-- start INPUT DATA --
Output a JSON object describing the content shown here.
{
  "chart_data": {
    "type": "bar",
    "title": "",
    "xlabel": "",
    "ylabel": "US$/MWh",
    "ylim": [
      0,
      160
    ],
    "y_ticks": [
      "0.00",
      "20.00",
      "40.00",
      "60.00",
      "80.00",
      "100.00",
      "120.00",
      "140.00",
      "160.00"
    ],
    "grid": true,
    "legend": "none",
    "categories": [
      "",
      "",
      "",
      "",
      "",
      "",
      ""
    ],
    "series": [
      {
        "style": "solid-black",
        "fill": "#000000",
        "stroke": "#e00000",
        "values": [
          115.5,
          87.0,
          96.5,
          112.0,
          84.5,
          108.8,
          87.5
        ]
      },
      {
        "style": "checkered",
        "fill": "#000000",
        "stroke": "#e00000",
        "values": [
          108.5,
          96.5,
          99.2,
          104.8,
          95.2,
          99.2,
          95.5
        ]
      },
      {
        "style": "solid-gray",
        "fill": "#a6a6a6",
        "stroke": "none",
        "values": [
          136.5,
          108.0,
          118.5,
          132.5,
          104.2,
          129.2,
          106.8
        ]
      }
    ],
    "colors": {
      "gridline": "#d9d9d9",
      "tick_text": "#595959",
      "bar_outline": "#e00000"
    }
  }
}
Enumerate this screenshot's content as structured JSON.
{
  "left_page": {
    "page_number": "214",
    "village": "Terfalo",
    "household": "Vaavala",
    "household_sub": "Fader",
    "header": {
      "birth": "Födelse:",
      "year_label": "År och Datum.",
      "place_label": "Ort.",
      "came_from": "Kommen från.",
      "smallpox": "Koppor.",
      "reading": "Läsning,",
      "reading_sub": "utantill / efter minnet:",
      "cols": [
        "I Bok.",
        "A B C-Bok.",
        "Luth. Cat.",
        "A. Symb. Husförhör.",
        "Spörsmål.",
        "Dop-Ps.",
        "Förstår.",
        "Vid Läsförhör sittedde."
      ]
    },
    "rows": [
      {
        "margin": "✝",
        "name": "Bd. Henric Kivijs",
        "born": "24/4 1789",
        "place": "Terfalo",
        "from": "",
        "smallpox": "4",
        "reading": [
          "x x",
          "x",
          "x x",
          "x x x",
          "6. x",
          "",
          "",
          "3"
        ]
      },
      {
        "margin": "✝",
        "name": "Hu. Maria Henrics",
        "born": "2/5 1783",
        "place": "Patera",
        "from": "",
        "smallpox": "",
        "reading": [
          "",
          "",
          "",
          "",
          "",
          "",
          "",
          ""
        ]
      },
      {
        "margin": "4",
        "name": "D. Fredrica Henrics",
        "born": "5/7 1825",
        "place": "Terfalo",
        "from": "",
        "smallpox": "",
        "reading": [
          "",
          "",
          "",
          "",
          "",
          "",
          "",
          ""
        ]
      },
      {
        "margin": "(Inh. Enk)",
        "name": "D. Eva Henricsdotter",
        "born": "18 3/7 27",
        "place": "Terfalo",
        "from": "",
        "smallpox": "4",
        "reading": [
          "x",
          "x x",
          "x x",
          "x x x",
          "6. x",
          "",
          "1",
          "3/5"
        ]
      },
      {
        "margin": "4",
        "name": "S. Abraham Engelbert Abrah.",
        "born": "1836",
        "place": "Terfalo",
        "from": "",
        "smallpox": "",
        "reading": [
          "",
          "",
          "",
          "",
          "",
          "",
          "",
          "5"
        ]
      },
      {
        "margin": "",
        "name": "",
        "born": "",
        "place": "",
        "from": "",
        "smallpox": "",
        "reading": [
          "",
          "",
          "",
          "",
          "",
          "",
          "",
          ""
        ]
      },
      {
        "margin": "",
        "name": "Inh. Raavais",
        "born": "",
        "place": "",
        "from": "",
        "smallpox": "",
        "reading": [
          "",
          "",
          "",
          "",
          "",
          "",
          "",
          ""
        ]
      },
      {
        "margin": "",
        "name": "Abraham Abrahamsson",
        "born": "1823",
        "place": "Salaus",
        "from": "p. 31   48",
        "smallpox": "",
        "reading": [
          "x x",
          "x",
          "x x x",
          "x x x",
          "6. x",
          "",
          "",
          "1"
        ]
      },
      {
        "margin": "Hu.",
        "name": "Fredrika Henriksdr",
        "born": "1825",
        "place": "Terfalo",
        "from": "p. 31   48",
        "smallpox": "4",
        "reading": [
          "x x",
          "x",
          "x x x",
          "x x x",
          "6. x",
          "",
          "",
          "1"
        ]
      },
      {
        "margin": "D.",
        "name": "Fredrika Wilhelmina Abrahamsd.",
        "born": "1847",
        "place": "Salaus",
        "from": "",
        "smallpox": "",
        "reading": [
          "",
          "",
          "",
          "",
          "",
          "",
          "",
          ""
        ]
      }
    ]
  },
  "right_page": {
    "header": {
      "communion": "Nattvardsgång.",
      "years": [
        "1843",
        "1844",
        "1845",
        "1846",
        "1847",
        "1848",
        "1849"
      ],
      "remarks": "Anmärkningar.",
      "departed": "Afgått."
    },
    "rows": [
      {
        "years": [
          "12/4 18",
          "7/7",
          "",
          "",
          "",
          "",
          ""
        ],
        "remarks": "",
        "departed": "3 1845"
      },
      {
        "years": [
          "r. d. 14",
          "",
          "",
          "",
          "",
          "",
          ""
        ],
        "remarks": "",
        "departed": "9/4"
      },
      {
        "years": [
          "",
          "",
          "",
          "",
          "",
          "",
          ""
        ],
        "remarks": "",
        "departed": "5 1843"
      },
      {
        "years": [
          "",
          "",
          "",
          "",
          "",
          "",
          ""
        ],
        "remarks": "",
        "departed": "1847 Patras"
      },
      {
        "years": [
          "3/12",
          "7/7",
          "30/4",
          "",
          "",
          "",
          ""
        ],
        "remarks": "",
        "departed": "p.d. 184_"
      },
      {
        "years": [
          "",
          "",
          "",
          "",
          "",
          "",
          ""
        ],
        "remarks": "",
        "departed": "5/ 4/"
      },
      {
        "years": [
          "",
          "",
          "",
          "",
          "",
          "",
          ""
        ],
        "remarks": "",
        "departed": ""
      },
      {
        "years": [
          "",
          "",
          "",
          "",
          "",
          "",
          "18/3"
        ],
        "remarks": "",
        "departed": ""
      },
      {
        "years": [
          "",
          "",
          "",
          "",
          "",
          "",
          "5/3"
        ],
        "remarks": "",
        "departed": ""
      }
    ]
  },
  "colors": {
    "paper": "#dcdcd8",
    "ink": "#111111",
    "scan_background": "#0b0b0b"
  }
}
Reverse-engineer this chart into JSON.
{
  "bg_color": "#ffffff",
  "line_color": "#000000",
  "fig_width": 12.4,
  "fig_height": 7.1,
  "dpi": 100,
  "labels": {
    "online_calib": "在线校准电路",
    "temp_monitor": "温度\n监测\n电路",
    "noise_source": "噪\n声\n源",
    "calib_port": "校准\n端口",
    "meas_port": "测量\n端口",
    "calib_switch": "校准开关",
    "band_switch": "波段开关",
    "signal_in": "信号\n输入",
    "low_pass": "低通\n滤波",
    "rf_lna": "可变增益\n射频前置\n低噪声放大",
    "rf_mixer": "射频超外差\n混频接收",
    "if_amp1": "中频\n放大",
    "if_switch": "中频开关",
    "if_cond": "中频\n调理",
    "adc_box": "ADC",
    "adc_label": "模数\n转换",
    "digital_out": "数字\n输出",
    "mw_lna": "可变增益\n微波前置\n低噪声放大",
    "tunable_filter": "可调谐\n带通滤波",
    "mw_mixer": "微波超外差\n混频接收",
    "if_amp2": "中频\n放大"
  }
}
-- end INPUT DATA --
| PROBLEM TO WORK ON |
Copy out each line above, character for character.

| THE ANSWER |
Output a JSON object describing the content shown here.
{
  "chart_data": {
    "type": "bar",
    "title": "",
    "xlabel": "",
    "ylabel": "US$/MWh",
    "ylim": [
      0,
      160
    ],
    "y_ticks": [
      "0.00",
      "20.00",
      "40.00",
      "60.00",
      "80.00",
      "100.00",
      "120.00",
      "140.00",
      "160.00"
    ],
    "grid": true,
    "legend": "none",
    "categories": [
      "",
      "",
      "",
      "",
      "",
      "",
      ""
    ],
    "series": [
      {
        "style": "solid-black",
        "fill": "#000000",
        "stroke": "#e00000",
        "values": [
          115.5,
          87.0,
          96.5,
          112.0,
          84.5,
          108.8,
          87.5
        ]
      },
      {
        "style": "checkered",
        "fill": "#000000",
        "stroke": "#e00000",
        "values": [
          108.5,
          96.5,
          99.2,
          104.8,
          95.2,
          99.2,
          95.5
        ]
      },
      {
        "style": "solid-gray",
        "fill": "#a6a6a6",
        "stroke": "none",
        "values": [
          136.5,
          108.0,
          118.5,
          132.5,
          104.2,
          129.2,
          106.8
        ]
      }
    ],
    "colors": {
      "gridline": "#d9d9d9",
      "tick_text": "#595959",
      "bar_outline": "#e00000"
    }
  }
}
Enumerate this screenshot's content as structured JSON.
{
  "left_page": {
    "page_number": "214",
    "village": "Terfalo",
    "household": "Vaavala",
    "household_sub": "Fader",
    "header": {
      "birth": "Födelse:",
      "year_label": "År och Datum.",
      "place_label": "Ort.",
      "came_from": "Kommen från.",
      "smallpox": "Koppor.",
      "reading": "Läsning,",
      "reading_sub": "utantill / efter minnet:",
      "cols": [
        "I Bok.",
        "A B C-Bok.",
        "Luth. Cat.",
        "A. Symb. Husförhör.",
        "Spörsmål.",
        "Dop-Ps.",
        "Förstår.",
        "Vid Läsförhör sittedde."
      ]
    },
    "rows": [
      {
        "margin": "✝",
        "name": "Bd. Henric Kivijs",
        "born": "24/4 1789",
        "place": "Terfalo",
        "from": "",
        "smallpox": "4",
        "reading": [
          "x x",
          "x",
          "x x",
          "x x x",
          "6. x",
          "",
          "",
          "3"
        ]
      },
      {
        "margin": "✝",
        "name": "Hu. Maria Henrics",
        "born": "2/5 1783",
        "place": "Patera",
        "from": "",
        "smallpox": "",
        "reading": [
          "",
          "",
          "",
          "",
          "",
          "",
          "",
          ""
        ]
      },
      {
        "margin": "4",
        "name": "D. Fredrica Henrics",
        "born": "5/7 1825",
        "place": "Terfalo",
        "from": "",
        "smallpox": "",
        "reading": [
          "",
          "",
          "",
          "",
          "",
          "",
          "",
          ""
        ]
      },
      {
        "margin": "(Inh. Enk)",
        "name": "D. Eva Henricsdotter",
        "born": "18 3/7 27",
        "place": "Terfalo",
        "from": "",
        "smallpox": "4",
        "reading": [
          "x",
          "x x",
          "x x",
          "x x x",
          "6. x",
          "",
          "1",
          "3/5"
        ]
      },
      {
        "margin": "4",
        "name": "S. Abraham Engelbert Abrah.",
        "born": "1836",
        "place": "Terfalo",
        "from": "",
        "smallpox": "",
        "reading": [
          "",
          "",
          "",
          "",
          "",
          "",
          "",
          "5"
        ]
      },
      {
        "margin": "",
        "name": "",
        "born": "",
        "place": "",
        "from": "",
        "smallpox": "",
        "reading": [
          "",
          "",
          "",
          "",
          "",
          "",
          "",
          ""
        ]
      },
      {
        "margin": "",
        "name": "Inh. Raavais",
        "born": "",
        "place": "",
        "from": "",
        "smallpox": "",
        "reading": [
          "",
          "",
          "",
          "",
          "",
          "",
          "",
          ""
        ]
      },
      {
        "margin": "",
        "name": "Abraham Abrahamsson",
        "born": "1823",
        "place": "Salaus",
        "from": "p. 31   48",
        "smallpox": "",
        "reading": [
          "x x",
          "x",
          "x x x",
          "x x x",
          "6. x",
          "",
          "",
          "1"
        ]
      },
      {
        "margin": "Hu.",
        "name": "Fredrika Henriksdr",
        "born": "1825",
        "place": "Terfalo",
        "from": "p. 31   48",
        "smallpox": "4",
        "reading": [
          "x x",
          "x",
          "x x x",
          "x x x",
          "6. x",
          "",
          "",
          "1"
        ]
      },
      {
        "margin": "D.",
        "name": "Fredrika Wilhelmina Abrahamsd.",
        "born": "1847",
        "place": "Salaus",
        "from": "",
        "smallpox": "",
        "reading": [
          "",
          "",
          "",
          "",
          "",
          "",
          "",
          ""
        ]
      }
    ]
  },
  "right_page": {
    "header": {
      "communion": "Nattvardsgång.",
      "years": [
        "1843",
        "1844",
        "1845",
        "1846",
        "1847",
        "1848",
        "1849"
      ],
      "remarks": "Anmärkningar.",
      "departed": "Afgått."
    },
    "rows": [
      {
        "years": [
          "12/4 18",
          "7/7",
          "",
          "",
          "",
          "",
          ""
        ],
        "remarks": "",
        "departed": "3 1845"
      },
      {
        "years": [
          "r. d. 14",
          "",
          "",
          "",
          "",
          "",
          ""
        ],
        "remarks": "",
        "departed": "9/4"
      },
      {
        "years": [
          "",
          "",
          "",
          "",
          "",
          "",
          ""
        ],
        "remarks": "",
        "departed": "5 1843"
      },
      {
        "years": [
          "",
          "",
          "",
          "",
          "",
          "",
          ""
        ],
        "remarks": "",
        "departed": "1847 Patras"
      },
      {
        "years": [
          "3/12",
          "7/7",
          "30/4",
          "",
          "",
          "",
          ""
        ],
        "remarks": "",
        "departed": "p.d. 184_"
      },
      {
        "years": [
          "",
          "",
          "",
          "",
          "",
          "",
          ""
        ],
        "remarks": "",
        "departed": "5/ 4/"
      },
      {
        "years": [
          "",
          "",
          "",
          "",
          "",
          "",
          ""
        ],
        "remarks": "",
        "departed": ""
      },
      {
        "years": [
          "",
          "",
          "",
          "",
          "",
          "",
          "18/3"
        ],
        "remarks": "",
        "departed": ""
      },
      {
        "years": [
          "",
          "",
          "",
          "",
          "",
          "",
          "5/3"
        ],
        "remarks": "",
        "departed": ""
      }
    ]
  },
  "colors": {
    "paper": "#dcdcd8",
    "ink": "#111111",
    "scan_background": "#0b0b0b"
  }
}
Reverse-engineer this chart into JSON.
{
  "bg_color": "#ffffff",
  "line_color": "#000000",
  "fig_width": 12.4,
  "fig_height": 7.1,
  "dpi": 100,
  "labels": {
    "online_calib": "在线校准电路",
    "temp_monitor": "温度\n监测\n电路",
    "noise_source": "噪\n声\n源",
    "calib_port": "校准\n端口",
    "meas_port": "测量\n端口",
    "calib_switch": "校准开关",
    "band_switch": "波段开关",
    "signal_in": "信号\n输入",
    "low_pass": "低通\n滤波",
    "rf_lna": "可变增益\n射频前置\n低噪声放大",
    "rf_mixer": "射频超外差\n混频接收",
    "if_amp1": "中频\n放大",
    "if_switch": "中频开关",
    "if_cond": "中频\n调理",
    "adc_box": "ADC",
    "adc_label": "模数\n转换",
    "digital_out": "数字\n输出",
    "mw_lna": "可变增益\n微波前置\n低噪声放大",
    "tunable_filter": "可调谐\n带通滤波",
    "mw_mixer": "微波超外差\n混频接收",
    "if_amp2": "中频\n放大"
  }
}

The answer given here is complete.